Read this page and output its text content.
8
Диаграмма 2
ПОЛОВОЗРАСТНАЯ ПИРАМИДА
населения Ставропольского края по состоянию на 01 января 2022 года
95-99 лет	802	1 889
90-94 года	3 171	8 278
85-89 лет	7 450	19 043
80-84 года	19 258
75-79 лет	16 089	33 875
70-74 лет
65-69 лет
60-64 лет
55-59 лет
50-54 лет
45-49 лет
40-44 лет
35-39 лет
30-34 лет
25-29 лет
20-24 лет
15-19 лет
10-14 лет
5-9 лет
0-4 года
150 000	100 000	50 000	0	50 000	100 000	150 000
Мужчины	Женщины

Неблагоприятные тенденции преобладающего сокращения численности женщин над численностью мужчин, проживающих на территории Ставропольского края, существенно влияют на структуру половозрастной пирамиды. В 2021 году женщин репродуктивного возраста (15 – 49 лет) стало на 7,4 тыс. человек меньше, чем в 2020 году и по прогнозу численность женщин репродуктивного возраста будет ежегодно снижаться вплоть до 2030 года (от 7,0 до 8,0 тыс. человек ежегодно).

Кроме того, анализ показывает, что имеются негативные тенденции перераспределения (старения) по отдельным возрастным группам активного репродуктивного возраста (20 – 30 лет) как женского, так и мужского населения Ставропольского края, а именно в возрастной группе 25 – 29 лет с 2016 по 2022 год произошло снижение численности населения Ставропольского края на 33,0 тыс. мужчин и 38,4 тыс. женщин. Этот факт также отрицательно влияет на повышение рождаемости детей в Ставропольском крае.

Task statement.
In the data above, how many lines contain the string "года"? Answer with the number only.

Task response.
5